### WHAT YOU NEED TO DO
Collect every line below that contains the word "illustration".

*-*-*

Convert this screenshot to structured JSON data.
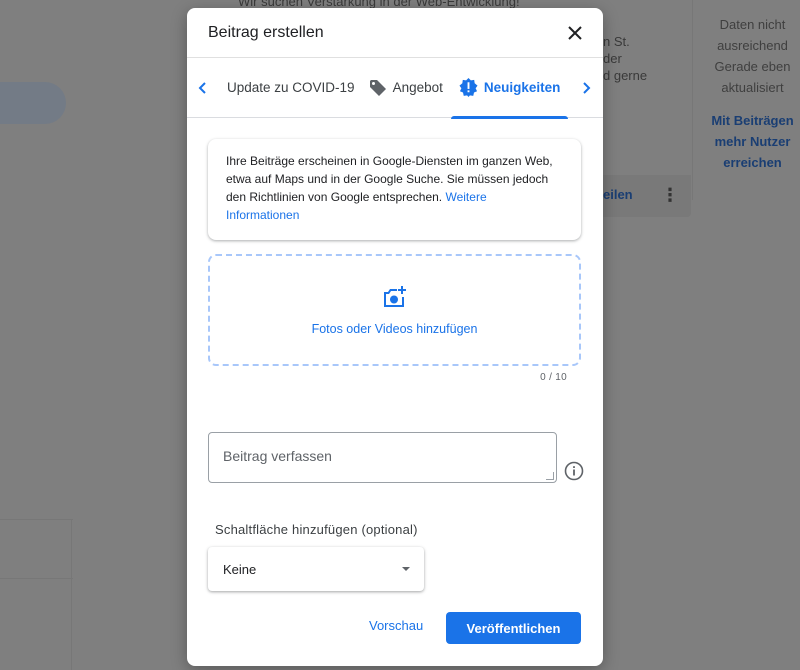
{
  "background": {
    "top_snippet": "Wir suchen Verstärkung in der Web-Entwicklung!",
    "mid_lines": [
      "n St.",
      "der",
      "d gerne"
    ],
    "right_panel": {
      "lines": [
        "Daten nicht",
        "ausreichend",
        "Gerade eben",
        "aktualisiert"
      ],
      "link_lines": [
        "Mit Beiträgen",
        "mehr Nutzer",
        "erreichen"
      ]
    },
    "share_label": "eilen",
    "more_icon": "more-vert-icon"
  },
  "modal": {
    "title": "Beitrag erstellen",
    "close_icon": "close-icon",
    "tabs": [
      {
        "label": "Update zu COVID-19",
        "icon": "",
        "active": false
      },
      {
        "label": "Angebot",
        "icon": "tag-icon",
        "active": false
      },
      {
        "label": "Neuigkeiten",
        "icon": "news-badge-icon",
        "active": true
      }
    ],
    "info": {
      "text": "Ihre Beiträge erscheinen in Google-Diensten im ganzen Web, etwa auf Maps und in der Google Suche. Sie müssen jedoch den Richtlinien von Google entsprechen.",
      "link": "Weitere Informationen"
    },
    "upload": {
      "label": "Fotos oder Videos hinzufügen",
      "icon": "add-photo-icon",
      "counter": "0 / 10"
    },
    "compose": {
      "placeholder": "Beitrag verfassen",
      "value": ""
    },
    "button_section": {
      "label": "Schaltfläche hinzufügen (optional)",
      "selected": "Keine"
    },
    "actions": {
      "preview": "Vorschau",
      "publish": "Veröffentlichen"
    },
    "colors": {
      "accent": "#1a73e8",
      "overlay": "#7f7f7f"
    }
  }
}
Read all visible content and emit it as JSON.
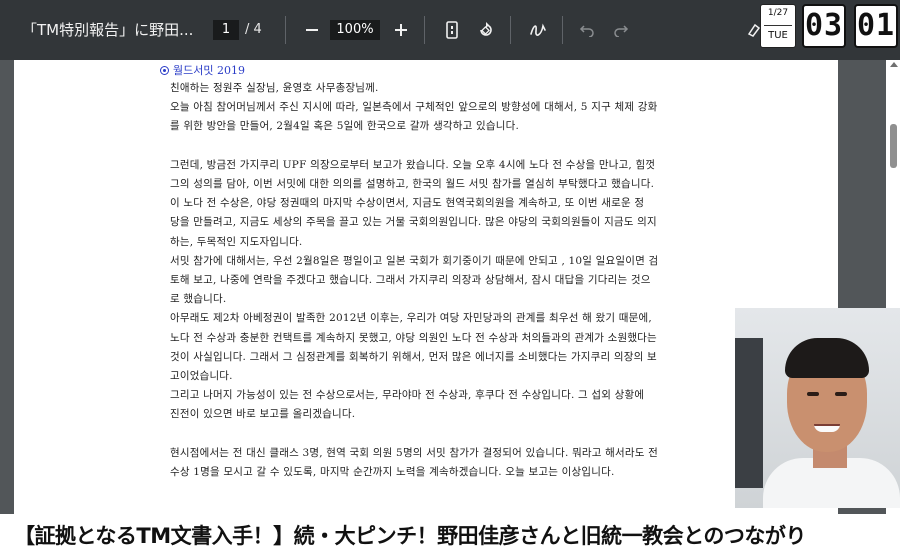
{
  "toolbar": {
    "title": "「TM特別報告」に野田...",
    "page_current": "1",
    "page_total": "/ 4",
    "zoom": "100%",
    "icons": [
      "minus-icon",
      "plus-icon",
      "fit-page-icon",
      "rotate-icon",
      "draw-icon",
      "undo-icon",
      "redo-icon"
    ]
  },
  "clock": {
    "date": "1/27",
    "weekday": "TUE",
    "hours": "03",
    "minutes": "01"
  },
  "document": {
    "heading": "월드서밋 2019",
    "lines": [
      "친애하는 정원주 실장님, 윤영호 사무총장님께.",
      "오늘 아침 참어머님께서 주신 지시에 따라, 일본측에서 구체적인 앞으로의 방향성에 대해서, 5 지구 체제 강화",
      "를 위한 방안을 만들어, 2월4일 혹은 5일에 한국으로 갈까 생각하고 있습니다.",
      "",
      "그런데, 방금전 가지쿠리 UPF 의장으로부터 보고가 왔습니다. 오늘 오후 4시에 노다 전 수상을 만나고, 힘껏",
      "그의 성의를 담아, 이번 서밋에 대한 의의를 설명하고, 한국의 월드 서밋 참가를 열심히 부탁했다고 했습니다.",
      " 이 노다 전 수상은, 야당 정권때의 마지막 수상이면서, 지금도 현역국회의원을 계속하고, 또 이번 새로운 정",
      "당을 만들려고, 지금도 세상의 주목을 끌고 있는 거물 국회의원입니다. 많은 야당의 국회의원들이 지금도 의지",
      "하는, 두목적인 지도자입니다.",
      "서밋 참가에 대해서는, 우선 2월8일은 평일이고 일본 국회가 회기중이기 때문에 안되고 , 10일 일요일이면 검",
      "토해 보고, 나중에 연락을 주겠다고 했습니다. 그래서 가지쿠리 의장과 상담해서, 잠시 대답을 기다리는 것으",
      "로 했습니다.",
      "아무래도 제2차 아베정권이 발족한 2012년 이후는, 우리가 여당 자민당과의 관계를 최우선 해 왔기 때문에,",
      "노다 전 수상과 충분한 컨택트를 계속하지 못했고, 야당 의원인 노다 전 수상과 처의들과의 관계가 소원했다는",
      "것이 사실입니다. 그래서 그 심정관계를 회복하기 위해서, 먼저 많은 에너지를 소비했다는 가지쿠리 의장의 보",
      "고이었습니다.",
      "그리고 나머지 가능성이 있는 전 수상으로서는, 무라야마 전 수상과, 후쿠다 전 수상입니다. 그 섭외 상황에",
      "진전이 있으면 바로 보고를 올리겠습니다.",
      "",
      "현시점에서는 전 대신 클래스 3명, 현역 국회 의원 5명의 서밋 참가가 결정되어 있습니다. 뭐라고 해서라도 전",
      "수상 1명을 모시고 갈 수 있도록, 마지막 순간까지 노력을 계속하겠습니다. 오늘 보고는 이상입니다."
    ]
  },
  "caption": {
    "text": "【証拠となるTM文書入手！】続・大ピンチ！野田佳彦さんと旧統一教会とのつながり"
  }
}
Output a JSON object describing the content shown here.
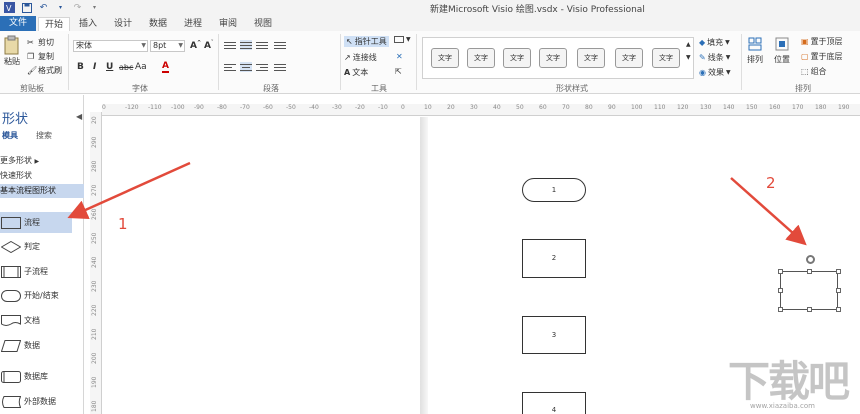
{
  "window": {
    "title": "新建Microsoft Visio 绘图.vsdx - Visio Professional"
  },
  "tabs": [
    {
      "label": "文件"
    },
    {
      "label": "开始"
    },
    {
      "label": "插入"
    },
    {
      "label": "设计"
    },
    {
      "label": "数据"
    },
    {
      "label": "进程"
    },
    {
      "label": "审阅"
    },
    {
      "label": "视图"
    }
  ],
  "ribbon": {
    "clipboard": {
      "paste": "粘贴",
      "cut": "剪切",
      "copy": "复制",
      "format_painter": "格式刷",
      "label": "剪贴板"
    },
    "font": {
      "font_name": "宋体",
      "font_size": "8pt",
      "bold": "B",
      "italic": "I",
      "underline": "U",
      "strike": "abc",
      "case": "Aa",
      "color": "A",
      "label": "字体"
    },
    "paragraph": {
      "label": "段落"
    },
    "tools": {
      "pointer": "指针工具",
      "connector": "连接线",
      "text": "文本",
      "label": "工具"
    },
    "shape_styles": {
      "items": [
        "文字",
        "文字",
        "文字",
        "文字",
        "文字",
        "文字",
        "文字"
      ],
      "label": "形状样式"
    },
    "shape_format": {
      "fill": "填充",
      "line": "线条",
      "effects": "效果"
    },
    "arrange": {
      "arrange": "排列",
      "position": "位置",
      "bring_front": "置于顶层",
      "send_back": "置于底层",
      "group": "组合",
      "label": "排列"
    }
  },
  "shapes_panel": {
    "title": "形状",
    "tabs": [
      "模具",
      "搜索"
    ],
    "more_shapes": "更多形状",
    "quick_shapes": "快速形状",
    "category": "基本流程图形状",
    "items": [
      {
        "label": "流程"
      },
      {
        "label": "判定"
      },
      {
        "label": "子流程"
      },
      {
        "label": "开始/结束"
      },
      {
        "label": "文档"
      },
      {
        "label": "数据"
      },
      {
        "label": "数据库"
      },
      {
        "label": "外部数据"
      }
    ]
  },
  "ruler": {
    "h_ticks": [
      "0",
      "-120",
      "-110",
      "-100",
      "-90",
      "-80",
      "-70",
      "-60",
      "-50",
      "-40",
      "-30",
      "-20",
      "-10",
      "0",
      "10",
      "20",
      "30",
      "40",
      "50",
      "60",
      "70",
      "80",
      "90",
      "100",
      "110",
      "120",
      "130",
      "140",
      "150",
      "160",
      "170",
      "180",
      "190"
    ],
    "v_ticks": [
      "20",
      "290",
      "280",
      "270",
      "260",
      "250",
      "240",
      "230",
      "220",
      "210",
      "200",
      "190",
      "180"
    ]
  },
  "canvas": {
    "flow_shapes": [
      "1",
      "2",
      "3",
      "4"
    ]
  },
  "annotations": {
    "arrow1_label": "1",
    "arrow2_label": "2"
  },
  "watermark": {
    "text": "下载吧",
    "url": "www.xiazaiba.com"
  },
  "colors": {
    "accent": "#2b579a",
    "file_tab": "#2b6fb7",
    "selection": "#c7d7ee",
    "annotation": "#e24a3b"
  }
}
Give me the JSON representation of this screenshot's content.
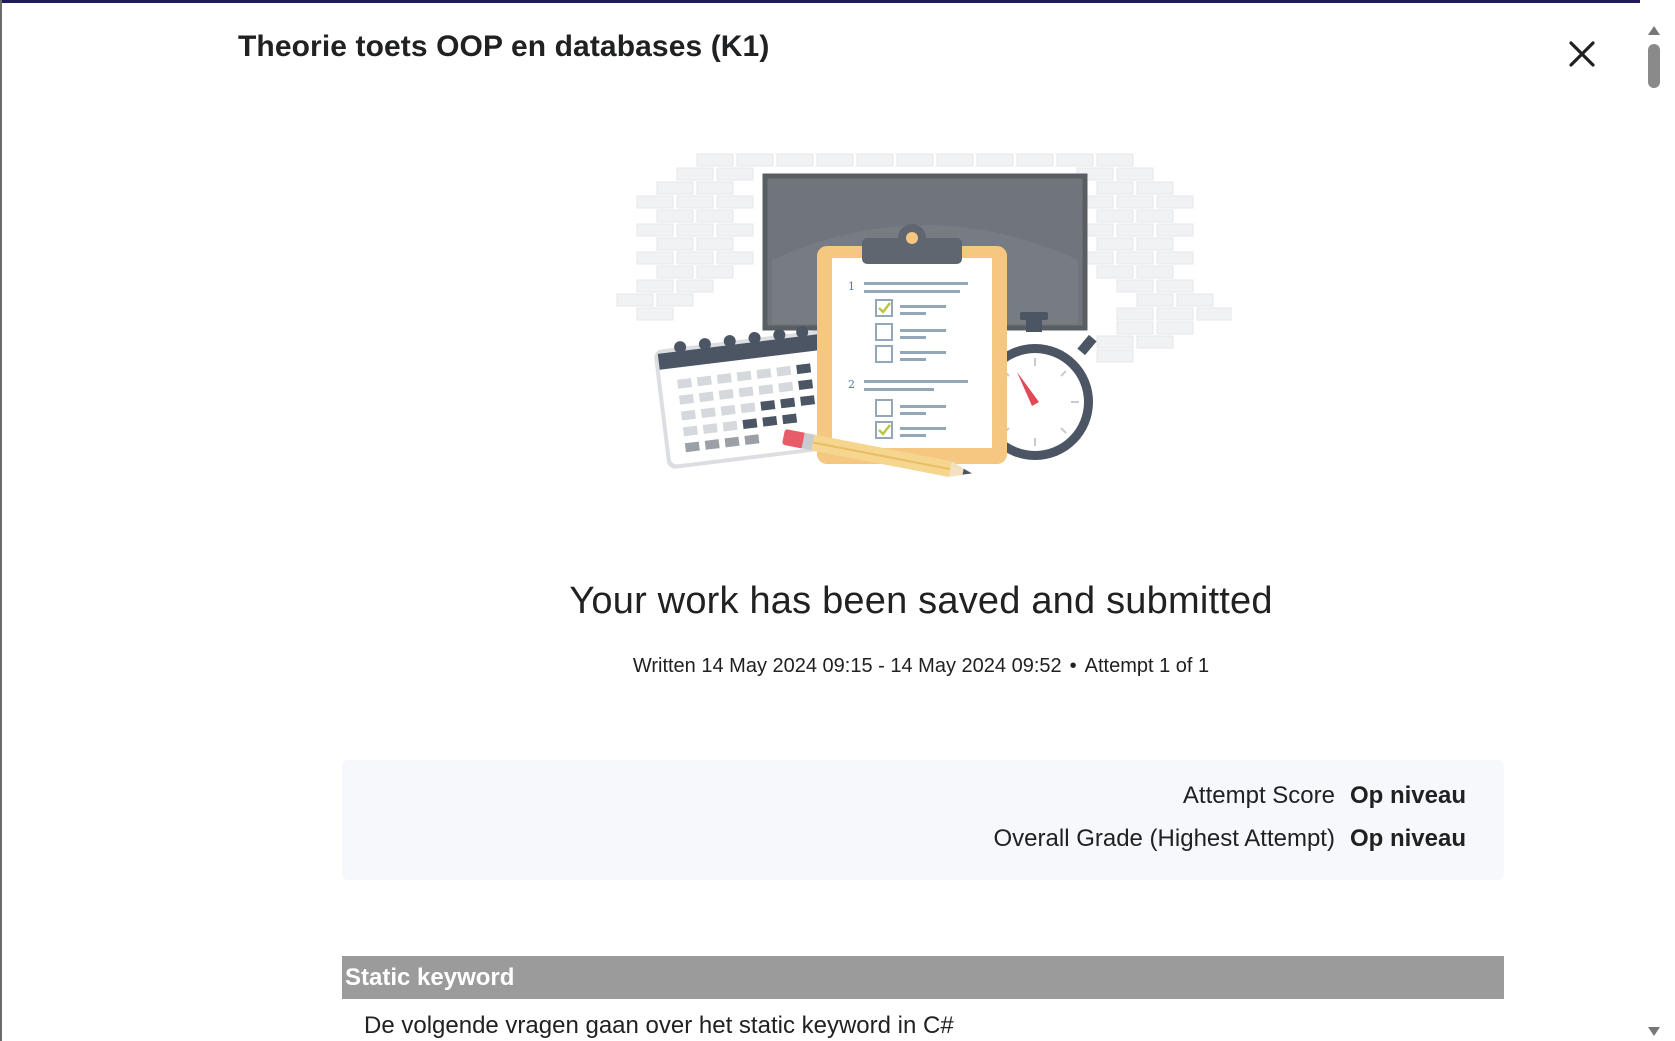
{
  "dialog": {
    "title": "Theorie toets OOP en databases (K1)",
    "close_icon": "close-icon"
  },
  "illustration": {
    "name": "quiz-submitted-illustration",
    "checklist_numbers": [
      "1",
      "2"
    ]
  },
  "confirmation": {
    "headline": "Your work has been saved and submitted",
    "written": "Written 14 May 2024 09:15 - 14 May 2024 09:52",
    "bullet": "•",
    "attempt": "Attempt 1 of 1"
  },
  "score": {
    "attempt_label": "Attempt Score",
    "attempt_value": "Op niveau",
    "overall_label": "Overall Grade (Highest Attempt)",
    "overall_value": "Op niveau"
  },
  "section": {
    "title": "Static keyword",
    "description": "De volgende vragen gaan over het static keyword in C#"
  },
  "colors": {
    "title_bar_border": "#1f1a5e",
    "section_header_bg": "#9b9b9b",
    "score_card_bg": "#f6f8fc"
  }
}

*-*-*

### EXPECTED OUTPUT
  "illustration": {
    "name": "quiz-submitted-illustration",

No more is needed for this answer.